OBJECTIVE: Reproduce the items below verbatim, beginning with the first line and stopping after the line that contains "date-input[interactable] bbox=[4, 482, 124, 493]".

MATERIAL TO PROCESS:

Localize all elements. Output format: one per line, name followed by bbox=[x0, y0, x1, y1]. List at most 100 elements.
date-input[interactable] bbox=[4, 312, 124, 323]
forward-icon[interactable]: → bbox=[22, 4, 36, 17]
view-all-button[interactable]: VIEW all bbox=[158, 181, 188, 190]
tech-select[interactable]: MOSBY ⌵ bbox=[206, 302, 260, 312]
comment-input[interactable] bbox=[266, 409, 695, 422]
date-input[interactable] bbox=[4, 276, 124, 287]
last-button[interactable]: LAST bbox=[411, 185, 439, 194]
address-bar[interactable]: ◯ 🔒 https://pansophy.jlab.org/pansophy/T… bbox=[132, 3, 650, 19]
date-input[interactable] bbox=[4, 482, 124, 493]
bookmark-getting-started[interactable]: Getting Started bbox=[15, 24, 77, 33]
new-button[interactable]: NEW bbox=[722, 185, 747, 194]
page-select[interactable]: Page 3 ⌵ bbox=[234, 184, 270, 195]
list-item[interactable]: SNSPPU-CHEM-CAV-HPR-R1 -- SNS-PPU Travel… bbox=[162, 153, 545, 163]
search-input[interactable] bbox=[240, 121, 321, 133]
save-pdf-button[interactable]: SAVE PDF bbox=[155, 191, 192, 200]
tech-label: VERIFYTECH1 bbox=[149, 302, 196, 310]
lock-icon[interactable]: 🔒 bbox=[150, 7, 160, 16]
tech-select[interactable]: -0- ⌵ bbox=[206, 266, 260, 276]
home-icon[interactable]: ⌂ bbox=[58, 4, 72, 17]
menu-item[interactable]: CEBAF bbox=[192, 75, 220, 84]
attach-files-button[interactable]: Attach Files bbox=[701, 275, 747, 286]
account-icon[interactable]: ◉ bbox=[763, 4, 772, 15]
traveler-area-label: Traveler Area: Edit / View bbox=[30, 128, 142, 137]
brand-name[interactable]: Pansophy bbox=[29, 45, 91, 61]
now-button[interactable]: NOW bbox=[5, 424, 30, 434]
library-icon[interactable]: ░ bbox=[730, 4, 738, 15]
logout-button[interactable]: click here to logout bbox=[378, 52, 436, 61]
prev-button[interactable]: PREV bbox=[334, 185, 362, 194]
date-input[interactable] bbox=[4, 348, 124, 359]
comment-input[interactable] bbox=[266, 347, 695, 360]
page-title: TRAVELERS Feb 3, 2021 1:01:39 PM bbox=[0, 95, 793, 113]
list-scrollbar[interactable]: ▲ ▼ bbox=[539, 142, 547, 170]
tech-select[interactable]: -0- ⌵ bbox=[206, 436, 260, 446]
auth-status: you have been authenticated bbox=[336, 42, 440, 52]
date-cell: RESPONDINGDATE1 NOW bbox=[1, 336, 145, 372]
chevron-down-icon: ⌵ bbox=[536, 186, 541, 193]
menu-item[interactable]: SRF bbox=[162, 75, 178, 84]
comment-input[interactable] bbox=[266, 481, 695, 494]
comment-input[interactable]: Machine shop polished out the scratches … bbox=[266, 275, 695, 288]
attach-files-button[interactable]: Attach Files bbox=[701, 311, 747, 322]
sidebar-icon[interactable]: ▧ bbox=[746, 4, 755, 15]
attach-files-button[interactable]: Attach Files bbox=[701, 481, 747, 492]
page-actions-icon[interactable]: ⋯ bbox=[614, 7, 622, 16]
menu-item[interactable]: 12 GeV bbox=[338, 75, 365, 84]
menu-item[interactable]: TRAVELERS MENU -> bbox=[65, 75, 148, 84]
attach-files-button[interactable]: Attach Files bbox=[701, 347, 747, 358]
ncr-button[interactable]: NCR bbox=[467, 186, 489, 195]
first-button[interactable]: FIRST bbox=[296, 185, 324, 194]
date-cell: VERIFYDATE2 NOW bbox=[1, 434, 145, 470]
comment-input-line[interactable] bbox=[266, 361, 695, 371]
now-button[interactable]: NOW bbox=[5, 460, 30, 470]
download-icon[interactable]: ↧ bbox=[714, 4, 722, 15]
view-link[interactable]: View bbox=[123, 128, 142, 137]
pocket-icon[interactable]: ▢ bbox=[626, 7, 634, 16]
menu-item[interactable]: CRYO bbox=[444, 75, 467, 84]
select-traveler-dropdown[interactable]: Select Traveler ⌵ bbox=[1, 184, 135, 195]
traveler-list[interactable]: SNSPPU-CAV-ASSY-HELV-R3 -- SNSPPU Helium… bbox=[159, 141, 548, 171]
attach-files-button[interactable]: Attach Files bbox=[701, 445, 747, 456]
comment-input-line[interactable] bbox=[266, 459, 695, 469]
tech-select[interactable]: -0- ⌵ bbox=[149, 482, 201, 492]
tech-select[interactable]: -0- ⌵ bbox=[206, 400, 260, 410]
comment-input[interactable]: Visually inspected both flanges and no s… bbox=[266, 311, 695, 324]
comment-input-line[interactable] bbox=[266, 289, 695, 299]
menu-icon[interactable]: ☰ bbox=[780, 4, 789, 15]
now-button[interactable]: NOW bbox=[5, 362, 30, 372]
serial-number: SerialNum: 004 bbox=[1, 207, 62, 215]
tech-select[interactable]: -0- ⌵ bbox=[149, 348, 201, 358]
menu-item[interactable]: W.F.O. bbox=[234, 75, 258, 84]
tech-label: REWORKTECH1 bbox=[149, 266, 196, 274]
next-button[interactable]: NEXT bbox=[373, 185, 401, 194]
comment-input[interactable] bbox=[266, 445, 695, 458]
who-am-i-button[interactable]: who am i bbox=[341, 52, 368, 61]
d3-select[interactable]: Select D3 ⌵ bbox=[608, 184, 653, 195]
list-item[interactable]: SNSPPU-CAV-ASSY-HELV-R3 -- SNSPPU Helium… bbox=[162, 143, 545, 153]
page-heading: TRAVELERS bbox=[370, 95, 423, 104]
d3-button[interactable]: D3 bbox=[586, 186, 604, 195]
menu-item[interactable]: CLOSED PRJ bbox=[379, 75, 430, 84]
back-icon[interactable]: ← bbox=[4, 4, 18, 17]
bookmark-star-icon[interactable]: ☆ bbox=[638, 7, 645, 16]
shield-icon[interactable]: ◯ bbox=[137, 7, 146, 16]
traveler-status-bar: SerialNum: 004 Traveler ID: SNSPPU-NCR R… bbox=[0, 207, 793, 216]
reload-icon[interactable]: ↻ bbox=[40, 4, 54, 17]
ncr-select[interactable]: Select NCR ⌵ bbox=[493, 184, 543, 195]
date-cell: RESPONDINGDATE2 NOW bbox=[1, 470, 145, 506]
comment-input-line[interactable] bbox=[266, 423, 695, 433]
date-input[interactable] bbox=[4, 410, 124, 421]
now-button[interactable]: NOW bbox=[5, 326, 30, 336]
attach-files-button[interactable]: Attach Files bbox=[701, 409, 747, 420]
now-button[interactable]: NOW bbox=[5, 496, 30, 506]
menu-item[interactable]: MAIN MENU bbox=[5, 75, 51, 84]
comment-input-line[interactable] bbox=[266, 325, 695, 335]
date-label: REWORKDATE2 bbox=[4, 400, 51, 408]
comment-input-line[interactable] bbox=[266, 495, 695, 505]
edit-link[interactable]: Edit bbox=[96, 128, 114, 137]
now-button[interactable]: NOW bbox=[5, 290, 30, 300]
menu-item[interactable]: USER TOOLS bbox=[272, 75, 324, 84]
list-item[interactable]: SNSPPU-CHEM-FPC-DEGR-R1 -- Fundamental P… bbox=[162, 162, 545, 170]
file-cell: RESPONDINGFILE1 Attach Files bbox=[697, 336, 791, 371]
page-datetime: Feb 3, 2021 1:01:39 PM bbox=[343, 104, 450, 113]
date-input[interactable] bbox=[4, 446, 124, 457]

REPLY:
Localize all elements. Output format: one per line, name followed by bbox=[x0, y0, x1, y1]. List at most 100 elements.
date-input[interactable] bbox=[4, 312, 124, 323]
forward-icon[interactable]: → bbox=[22, 4, 36, 17]
view-all-button[interactable]: VIEW all bbox=[158, 181, 188, 190]
tech-select[interactable]: MOSBY ⌵ bbox=[206, 302, 260, 312]
comment-input[interactable] bbox=[266, 409, 695, 422]
date-input[interactable] bbox=[4, 276, 124, 287]
last-button[interactable]: LAST bbox=[411, 185, 439, 194]
address-bar[interactable]: ◯ 🔒 https://pansophy.jlab.org/pansophy/T… bbox=[132, 3, 650, 19]
date-input[interactable] bbox=[4, 482, 124, 493]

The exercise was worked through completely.